Jobs |
#1 Using the passage on Star hack saws, decide whether each statement agrees with it. Answer yes or no for each, and quote the words that decide it.
(a) Before 1880, the only saw used for cutting metal came from England.
(b) Several makers answered the challenge to a cutting contest.
(c) The fret sawing machines were added to keep the plant busy in the autumn.
#2 Summarize the passage on Star hack saws in two sentences.
#3 In the passage on Star hack saws, translate this sentence into Spanish: "The formula of the steel from which Star Hack Saws are made went through about as many changes as years have elapsed since their introduction, always for the better."

--- START Passage to read ---

The story of Star Hack Saw Blades is a long romance by itself - too long to more than touch upon here. Previous to 1880, the only saw used for cutting metal was one known as Stubbs’ and imported from England. This was dulled after a few cuts and required frequent filing at the cost of a dozen present-day hack saw blades.

The originators of Star Hack Saws were Yankees and held their thumb on the weak feature of the Stubbs - the filing. Why not make a saw blade so highly tempered that it could be dulled only with difficulty, and so tough that it offered a reasonable resistance to breaking?

Some attempts had already been made in this direction, but the problem of getting just the right saw blades was a difficult one; there was a provoking lack of uniformity and there were discouraging obstacles in the way of simplifying the manufacture, but the Millers Falls Co. had its Edison who threw his life into the work and the company was soon able to guarantee absolute uniformity of saw blades and later so systematized the process of making as to cut the cost to a small percentage of what it originally was.

The formula of the steel from which Star Hack Saws are made went through about as many changes as years have elapsed since their introduction, always for the better.

Other brands of hack saws there were. The fact that they were alike to the eye was conducive to making their name Legion. With the ardor of conviction, the gauntlet was thrown down before other makers, and the challenge made to cut off with one Star saw more than could be cut with a dozen of any other brand. For whatever reasons it is not known, but only one contestant, at present a manufacturer with some reputation had the temerity to appear. It was a man's job to put the contest through. Coats were thrown off and sleeves rolled up.

The Star pusher was a husky man with a husky blade, and not only cut as much as his opponent with a dozen blades, but then bundled the latter, and with the same blade sawed the whole dozen in two.

Some Other Machines

Among the earlier products of the Millers Falls Co. were machines variously known as jig, fret, scroll or bracket sawing machines. These were added to the company's products as a “fill-in” to keep the plant busy in the autumn when trade on other items languished.

The machines were, in fact, preceded in 1872 by hand frames intended for the same purpose. These quickly suggested foot-driven machines, which have enjoyed an immense popularity. They were the means of carrying the Millers Falls Co.’s name into households in all corners of this country and it is a common saying on the part of grown men, “Why, yes! Millers Falls Co.?

I had one of their fret saw machines when a boy and it has now been brought down from the attic for my grandson.”

Perry Mason & Cot, publishers of Youth's Companion, used these machines in their premium lists from the start, and were largely instrumental in building up a demand.
At no time have the company curtailed growth in the way of adding new tools to the line. Naturally, the result of fifty years is a very diversified product.

Bit braces, hand and breast drills, hack saws, and miter boxes comprise the major lines, but equal care has been exercised and success attained in making not only other tools as mentioned in the foregoing, but also boring machines, chain drills, automatic push borers, soldering coppers jack screws, vises, etc., etc.

--- END Passage to read ---
--- START Supplied material ---

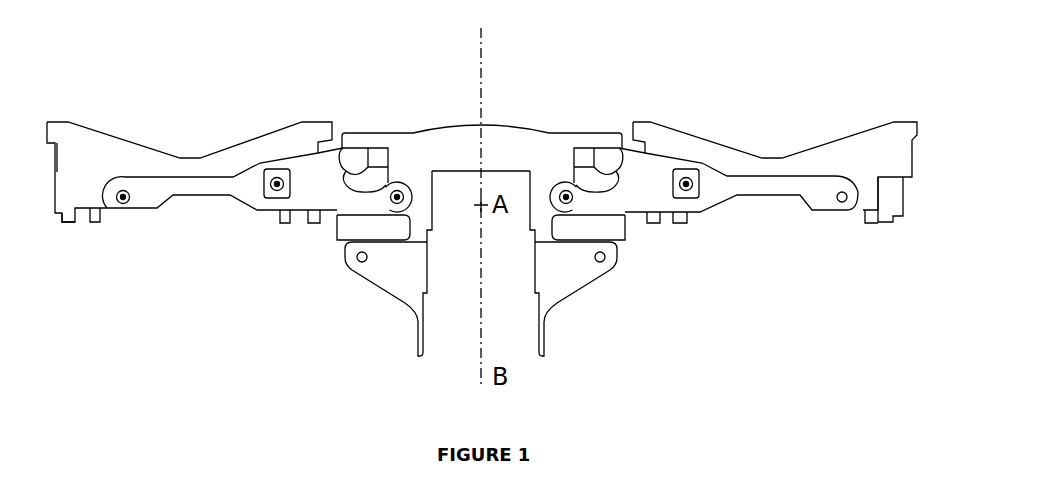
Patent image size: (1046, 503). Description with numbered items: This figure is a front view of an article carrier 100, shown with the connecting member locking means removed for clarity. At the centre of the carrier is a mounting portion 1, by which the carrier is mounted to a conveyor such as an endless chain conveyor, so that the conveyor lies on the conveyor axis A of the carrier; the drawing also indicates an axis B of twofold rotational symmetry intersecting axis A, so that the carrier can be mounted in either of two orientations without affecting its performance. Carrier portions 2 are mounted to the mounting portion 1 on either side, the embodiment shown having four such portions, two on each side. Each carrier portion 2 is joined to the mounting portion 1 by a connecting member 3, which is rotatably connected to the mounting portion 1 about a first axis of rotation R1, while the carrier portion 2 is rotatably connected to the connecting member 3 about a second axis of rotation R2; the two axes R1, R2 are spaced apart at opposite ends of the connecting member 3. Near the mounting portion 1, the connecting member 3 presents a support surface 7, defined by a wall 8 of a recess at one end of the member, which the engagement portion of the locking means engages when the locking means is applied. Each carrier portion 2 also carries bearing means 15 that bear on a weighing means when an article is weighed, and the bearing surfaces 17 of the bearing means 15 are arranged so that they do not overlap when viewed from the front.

--- END Supplied material ---

Problem solutions |
#1
(a) Yes: "Previous to 1880, the only saw used for cutting metal was one known as Stubbs’ and imported from England."
(b) No: "only one contestant, at present a manufacturer with some reputation had the temerity to appear"
(c) Yes: "to keep the plant busy in the autumn when trade on other items languished"

#2 Star hack saw blades were made highly tempered and tough to overcome the frequent filing the imported Stubbs saw required, and the Millers Falls Co. came to guarantee uniform blades at a fraction of the original cost, with one Star blade outcutting a rival's dozen in a contest. The company also made jig and fret sawing machines, preceded in 1872 by hand frames, which became immensely popular, and over fifty years its line grew to include bit braces, drills, hack saws, miter boxes and many other tools.

#3 La fórmula del acero con el que se fabrican las Star Hack Saws pasó por aproximadamente tantos cambios como años han transcurrido desde su introducción, siempre para mejor.